_Work to do_
Write out every line of the material below word for word, omitting the pictures.

(Recorded data)
------------------------------------------------------------------------
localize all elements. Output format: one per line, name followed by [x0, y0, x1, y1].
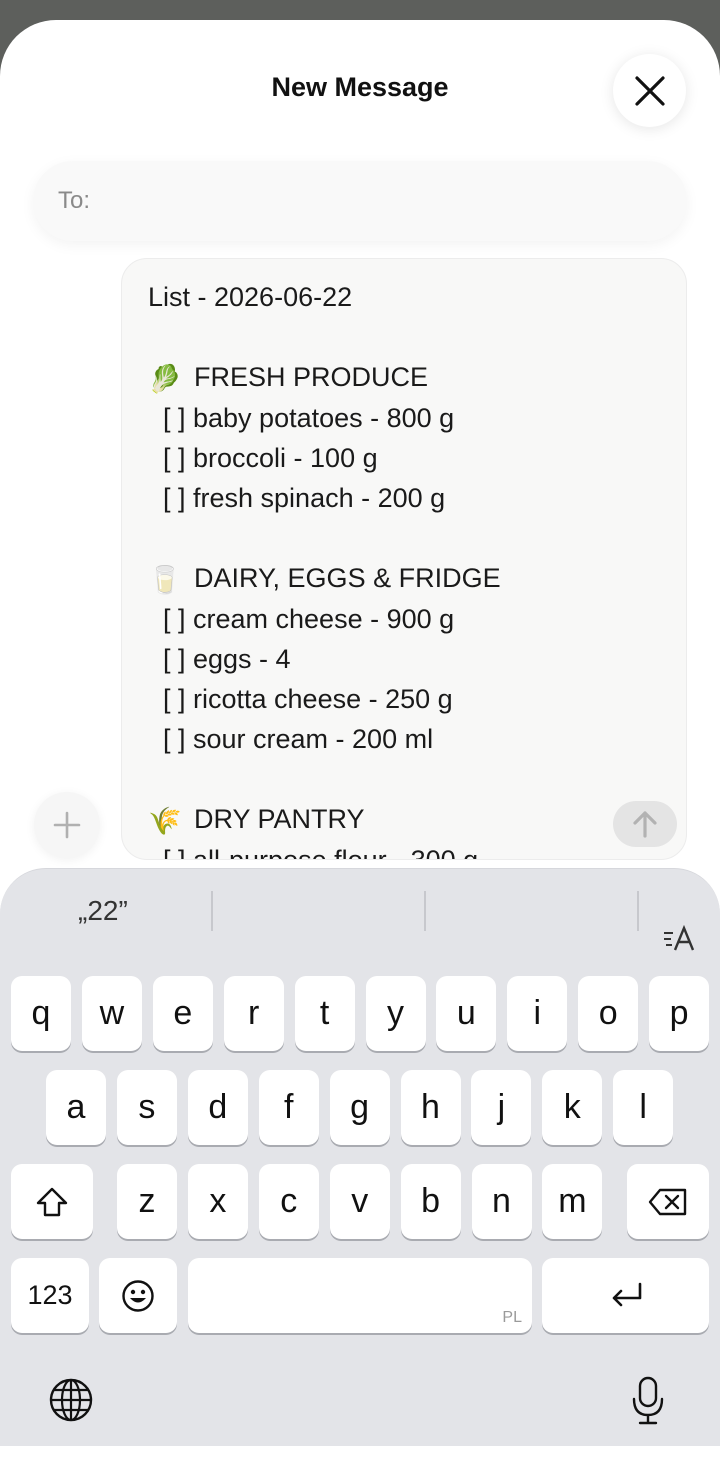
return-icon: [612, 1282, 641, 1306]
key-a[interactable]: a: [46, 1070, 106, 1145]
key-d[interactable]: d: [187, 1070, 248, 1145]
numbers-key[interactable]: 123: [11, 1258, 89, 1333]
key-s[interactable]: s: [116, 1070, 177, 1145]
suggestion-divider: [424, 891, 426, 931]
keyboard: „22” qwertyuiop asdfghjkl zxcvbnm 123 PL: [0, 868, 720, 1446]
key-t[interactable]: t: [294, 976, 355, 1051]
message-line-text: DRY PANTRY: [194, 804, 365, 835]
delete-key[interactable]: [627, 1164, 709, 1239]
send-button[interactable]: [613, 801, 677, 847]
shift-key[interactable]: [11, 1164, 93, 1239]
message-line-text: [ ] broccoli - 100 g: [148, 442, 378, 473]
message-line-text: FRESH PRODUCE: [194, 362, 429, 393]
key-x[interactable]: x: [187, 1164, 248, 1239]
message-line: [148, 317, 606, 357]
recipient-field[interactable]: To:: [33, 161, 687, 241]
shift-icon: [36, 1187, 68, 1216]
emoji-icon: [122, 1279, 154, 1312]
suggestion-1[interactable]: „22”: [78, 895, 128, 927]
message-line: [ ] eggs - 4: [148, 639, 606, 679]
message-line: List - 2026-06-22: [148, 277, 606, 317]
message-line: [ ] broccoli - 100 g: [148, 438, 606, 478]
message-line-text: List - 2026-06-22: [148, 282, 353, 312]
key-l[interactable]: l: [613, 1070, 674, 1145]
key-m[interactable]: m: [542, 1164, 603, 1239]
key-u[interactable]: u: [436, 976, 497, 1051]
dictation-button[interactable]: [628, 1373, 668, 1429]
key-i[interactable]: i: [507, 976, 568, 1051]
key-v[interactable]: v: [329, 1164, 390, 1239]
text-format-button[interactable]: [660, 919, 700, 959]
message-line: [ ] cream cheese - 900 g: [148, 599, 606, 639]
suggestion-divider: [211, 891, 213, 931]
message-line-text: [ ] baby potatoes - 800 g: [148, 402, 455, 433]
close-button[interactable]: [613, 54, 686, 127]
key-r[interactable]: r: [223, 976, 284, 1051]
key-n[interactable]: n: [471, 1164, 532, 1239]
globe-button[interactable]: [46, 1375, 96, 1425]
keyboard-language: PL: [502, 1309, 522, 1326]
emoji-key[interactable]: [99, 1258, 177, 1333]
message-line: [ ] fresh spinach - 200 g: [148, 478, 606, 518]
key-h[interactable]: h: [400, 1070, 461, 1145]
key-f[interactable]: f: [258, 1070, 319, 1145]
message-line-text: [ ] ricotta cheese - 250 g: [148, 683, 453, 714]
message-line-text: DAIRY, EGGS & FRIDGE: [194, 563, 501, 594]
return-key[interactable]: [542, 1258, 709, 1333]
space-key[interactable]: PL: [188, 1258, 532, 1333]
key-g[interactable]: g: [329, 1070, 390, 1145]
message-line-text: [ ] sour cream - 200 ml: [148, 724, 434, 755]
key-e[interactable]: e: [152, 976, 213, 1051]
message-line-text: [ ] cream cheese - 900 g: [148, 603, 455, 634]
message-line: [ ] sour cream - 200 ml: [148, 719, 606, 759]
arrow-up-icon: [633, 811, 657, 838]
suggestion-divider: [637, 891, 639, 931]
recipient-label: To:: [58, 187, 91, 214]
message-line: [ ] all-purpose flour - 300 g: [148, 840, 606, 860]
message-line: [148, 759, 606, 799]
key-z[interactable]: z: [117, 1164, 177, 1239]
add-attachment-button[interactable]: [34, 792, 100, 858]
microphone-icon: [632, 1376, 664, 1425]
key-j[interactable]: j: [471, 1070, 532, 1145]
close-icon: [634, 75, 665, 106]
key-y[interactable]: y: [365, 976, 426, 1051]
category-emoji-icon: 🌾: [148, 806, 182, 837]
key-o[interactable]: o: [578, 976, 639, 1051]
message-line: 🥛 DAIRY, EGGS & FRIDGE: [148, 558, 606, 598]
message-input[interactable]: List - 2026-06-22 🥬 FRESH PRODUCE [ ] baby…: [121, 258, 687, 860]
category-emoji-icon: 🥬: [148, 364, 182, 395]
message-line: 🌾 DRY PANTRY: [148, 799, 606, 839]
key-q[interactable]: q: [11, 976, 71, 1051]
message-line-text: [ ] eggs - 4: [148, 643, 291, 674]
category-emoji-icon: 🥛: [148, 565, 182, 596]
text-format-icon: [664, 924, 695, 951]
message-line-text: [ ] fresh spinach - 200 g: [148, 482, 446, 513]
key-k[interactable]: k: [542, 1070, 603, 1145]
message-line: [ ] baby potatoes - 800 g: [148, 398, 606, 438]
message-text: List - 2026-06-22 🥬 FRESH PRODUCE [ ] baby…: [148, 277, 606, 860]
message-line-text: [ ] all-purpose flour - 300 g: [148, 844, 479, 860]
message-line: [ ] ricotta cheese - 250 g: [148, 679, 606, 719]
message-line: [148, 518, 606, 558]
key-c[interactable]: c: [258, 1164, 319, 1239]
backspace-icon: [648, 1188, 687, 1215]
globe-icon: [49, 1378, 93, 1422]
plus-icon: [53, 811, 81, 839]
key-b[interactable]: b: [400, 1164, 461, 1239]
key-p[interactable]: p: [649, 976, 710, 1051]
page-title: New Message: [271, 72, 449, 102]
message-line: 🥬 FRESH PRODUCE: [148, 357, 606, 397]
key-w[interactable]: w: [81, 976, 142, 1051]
------------------------------------------------------------------------
_Output_
localize all elements. Output format: one per line, name followed by [x0, y0, x1, y1].
return-icon: [612, 1282, 641, 1306]
key-a[interactable]: a: [46, 1070, 106, 1145]
key-d[interactable]: d: [187, 1070, 248, 1145]
numbers-key[interactable]: 123: [11, 1258, 89, 1333]
key-s[interactable]: s: [116, 1070, 177, 1145]
suggestion-divider: [424, 891, 426, 931]
keyboard: „22” qwertyuiop asdfghjkl zxcvbnm 123 PL: [0, 868, 720, 1446]
key-t[interactable]: t: [294, 976, 355, 1051]
message-line-text: DRY PANTRY: [194, 804, 365, 835]
delete-key[interactable]: [627, 1164, 709, 1239]
send-button[interactable]: [613, 801, 677, 847]
shift-key[interactable]: [11, 1164, 93, 1239]
message-line-text: [ ] broccoli - 100 g: [148, 442, 378, 473]
message-line-text: FRESH PRODUCE: [194, 362, 429, 393]
key-x[interactable]: x: [187, 1164, 248, 1239]
message-line: [148, 317, 606, 357]
recipient-field[interactable]: To:: [33, 161, 687, 241]
shift-icon: [36, 1187, 68, 1216]
emoji-icon: [122, 1279, 154, 1312]
suggestion-1[interactable]: „22”: [78, 895, 128, 927]
message-line: [ ] eggs - 4: [148, 639, 606, 679]
message-line: List - 2026-06-22: [148, 277, 606, 317]
message-line: [ ] broccoli - 100 g: [148, 438, 606, 478]
message-line-text: List - 2026-06-22: [148, 282, 353, 312]
key-l[interactable]: l: [613, 1070, 674, 1145]
key-m[interactable]: m: [542, 1164, 603, 1239]
key-u[interactable]: u: [436, 976, 497, 1051]
dictation-button[interactable]: [628, 1373, 668, 1429]
key-i[interactable]: i: [507, 976, 568, 1051]
key-v[interactable]: v: [329, 1164, 390, 1239]
text-format-button[interactable]: [660, 919, 700, 959]
message-line: [ ] cream cheese - 900 g: [148, 599, 606, 639]
suggestion-divider: [211, 891, 213, 931]
message-line-text: [ ] baby potatoes - 800 g: [148, 402, 455, 433]
close-button[interactable]: [613, 54, 686, 127]
key-r[interactable]: r: [223, 976, 284, 1051]
key-n[interactable]: n: [471, 1164, 532, 1239]
globe-button[interactable]: [46, 1375, 96, 1425]
keyboard-language: PL: [502, 1309, 522, 1326]
emoji-key[interactable]: [99, 1258, 177, 1333]
message-line: [ ] fresh spinach - 200 g: [148, 478, 606, 518]
key-h[interactable]: h: [400, 1070, 461, 1145]
key-f[interactable]: f: [258, 1070, 319, 1145]
message-line-text: [ ] ricotta cheese - 250 g: [148, 683, 453, 714]
message-line-text: DAIRY, EGGS & FRIDGE: [194, 563, 501, 594]
return-key[interactable]: [542, 1258, 709, 1333]
space-key[interactable]: PL: [188, 1258, 532, 1333]
key-g[interactable]: g: [329, 1070, 390, 1145]
message-line-text: [ ] sour cream - 200 ml: [148, 724, 434, 755]
key-e[interactable]: e: [152, 976, 213, 1051]
message-line-text: [ ] cream cheese - 900 g: [148, 603, 455, 634]
message-line: [ ] sour cream - 200 ml: [148, 719, 606, 759]
arrow-up-icon: [633, 811, 657, 838]
suggestion-divider: [637, 891, 639, 931]
recipient-label: To:: [58, 187, 91, 214]
message-line: [ ] all-purpose flour - 300 g: [148, 840, 606, 860]
message-line: [148, 759, 606, 799]
key-z[interactable]: z: [117, 1164, 177, 1239]
add-attachment-button[interactable]: [34, 792, 100, 858]
microphone-icon: [632, 1376, 664, 1425]
key-j[interactable]: j: [471, 1070, 532, 1145]
close-icon: [634, 75, 665, 106]
key-y[interactable]: y: [365, 976, 426, 1051]
category-emoji-icon: 🌾: [148, 806, 182, 837]
key-o[interactable]: o: [578, 976, 639, 1051]
message-line: 🥛 DAIRY, EGGS & FRIDGE: [148, 558, 606, 598]
message-input[interactable]: List - 2026-06-22 🥬 FRESH PRODUCE [ ] baby…: [121, 258, 687, 860]
category-emoji-icon: 🥬: [148, 364, 182, 395]
message-line: 🌾 DRY PANTRY: [148, 799, 606, 839]
key-q[interactable]: q: [11, 976, 71, 1051]
message-line-text: [ ] eggs - 4: [148, 643, 291, 674]
category-emoji-icon: 🥛: [148, 565, 182, 596]
text-format-icon: [664, 924, 695, 951]
message-line-text: [ ] fresh spinach - 200 g: [148, 482, 446, 513]
key-k[interactable]: k: [542, 1070, 603, 1145]
message-line: [ ] baby potatoes - 800 g: [148, 398, 606, 438]
message-text: List - 2026-06-22 🥬 FRESH PRODUCE [ ] baby…: [148, 277, 606, 860]
message-line-text: [ ] all-purpose flour - 300 g: [148, 844, 479, 860]
message-line: [ ] ricotta cheese - 250 g: [148, 679, 606, 719]
message-line: [148, 518, 606, 558]
key-c[interactable]: c: [258, 1164, 319, 1239]
backspace-icon: [648, 1188, 687, 1215]
globe-icon: [49, 1378, 93, 1422]
plus-icon: [53, 811, 81, 839]
key-b[interactable]: b: [400, 1164, 461, 1239]
key-p[interactable]: p: [649, 976, 710, 1051]
page-title: New Message: [271, 72, 449, 102]
message-line: 🥬 FRESH PRODUCE: [148, 357, 606, 397]
key-w[interactable]: w: [81, 976, 142, 1051]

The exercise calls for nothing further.